* _Short exercise A_:
In the essay about finishing each other's sentences, what does the writer point to as possible causes of what is going on between the couple's ears?
* _Short exercise B_:
Rewrite the paragraph starting "I like to ride my bike" from the essay about finishing each other's sentences as a short list, keeping its main facts.

* _Passage given_:
________________________

My wife and I finish each other’s sentences — but not for the reasons you might think.

This time-honored romantic cliché hoping to illustrate how two people are alike — sharing not only the same universe of interests but also thoughts — would be a stretch for us.

I like to ride my bike. My wife likes for me to ride my bike — alone. As excitedly as I pack my cycling gear, she excitedly packs the books she will read while I am out burning off what she claims is excess energy.

On the other hand, she loves to visit a spa for a deep-tissue massage. One time, while accompanying her for a couples session, she woke me up claiming my snoring was interrupting her relaxing experience. I should probably stick to the bike.

Don’t get me wrong — we love each other to death. But the growing habit of finishing each other’s sentences is more about survival than shared passions. Something sinister is going on between our ears — and I point to Father Time. Cobwebs? Rust? Whatever it is, having a tag-team partner during this stretch of time is priceless.

These moments can be as simple as me walking into a room and discovering a fog of confusion enveloping my brain.

________________________

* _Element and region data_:
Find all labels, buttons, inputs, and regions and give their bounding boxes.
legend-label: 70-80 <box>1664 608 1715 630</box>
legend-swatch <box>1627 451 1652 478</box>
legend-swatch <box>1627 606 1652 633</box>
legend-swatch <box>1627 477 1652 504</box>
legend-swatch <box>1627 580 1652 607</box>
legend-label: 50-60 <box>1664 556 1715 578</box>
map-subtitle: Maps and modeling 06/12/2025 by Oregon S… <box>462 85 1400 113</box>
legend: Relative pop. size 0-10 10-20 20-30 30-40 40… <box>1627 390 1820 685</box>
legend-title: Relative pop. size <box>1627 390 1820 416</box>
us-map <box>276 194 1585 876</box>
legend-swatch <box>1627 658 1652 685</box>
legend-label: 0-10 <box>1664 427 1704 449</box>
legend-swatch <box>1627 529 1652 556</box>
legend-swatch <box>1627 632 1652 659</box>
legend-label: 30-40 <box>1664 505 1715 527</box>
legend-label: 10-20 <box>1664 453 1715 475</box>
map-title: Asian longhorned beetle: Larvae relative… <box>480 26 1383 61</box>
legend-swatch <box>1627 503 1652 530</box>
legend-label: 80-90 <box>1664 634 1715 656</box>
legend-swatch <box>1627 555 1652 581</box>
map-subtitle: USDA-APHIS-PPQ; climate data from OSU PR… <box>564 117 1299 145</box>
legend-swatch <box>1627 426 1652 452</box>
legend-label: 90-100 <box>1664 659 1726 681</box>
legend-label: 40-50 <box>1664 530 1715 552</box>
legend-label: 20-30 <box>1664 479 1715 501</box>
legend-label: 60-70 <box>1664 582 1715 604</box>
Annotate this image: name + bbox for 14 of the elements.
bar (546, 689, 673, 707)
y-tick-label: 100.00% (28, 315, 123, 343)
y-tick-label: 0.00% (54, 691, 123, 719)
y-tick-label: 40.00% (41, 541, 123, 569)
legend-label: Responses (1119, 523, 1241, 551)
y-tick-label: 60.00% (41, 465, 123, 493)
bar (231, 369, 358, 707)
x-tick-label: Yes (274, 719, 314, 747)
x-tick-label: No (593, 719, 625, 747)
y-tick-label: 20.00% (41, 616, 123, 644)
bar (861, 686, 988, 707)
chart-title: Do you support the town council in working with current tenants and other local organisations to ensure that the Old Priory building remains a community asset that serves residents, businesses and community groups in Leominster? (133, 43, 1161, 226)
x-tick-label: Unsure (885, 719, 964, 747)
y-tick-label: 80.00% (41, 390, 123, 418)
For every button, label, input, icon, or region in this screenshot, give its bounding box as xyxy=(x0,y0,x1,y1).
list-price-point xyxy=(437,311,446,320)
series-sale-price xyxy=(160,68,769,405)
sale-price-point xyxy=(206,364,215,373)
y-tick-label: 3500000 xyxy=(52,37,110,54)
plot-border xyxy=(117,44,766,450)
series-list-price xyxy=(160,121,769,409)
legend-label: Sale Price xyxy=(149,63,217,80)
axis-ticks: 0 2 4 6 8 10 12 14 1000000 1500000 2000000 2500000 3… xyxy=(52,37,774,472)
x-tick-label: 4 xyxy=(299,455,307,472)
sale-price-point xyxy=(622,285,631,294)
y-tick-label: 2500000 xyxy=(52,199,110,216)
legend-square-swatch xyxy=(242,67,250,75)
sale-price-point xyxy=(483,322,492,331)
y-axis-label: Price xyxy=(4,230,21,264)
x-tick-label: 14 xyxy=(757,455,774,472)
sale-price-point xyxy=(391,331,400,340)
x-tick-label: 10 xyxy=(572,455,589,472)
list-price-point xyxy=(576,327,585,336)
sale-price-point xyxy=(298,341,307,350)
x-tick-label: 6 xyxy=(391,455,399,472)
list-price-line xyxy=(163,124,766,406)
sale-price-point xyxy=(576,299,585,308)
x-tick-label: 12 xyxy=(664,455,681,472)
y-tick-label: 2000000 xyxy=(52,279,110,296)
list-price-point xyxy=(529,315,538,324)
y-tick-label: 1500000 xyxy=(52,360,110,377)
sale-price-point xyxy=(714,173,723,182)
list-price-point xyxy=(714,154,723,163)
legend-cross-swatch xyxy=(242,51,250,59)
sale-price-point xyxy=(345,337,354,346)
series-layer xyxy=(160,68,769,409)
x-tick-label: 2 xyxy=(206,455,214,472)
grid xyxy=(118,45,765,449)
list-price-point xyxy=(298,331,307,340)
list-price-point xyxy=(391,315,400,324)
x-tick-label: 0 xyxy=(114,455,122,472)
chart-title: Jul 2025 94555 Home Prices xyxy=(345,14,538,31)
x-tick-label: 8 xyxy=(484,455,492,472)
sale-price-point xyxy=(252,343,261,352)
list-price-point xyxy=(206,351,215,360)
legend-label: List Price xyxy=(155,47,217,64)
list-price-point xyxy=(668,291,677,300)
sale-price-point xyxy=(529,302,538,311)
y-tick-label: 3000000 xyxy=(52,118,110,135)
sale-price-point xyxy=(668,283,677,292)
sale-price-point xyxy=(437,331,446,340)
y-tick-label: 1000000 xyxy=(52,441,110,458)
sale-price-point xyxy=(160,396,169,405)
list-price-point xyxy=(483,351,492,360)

________________________

* _Correct response A_:
- Father Time
- Cobwebs
- Rust

* _Correct response B_:
- The writer likes to ride a bike.
- The writer's wife likes the writer to ride alone.
- While the writer eagerly packs cycling gear, she eagerly packs books to read during the ride.
- She claims the rides burn off the writer's excess energy.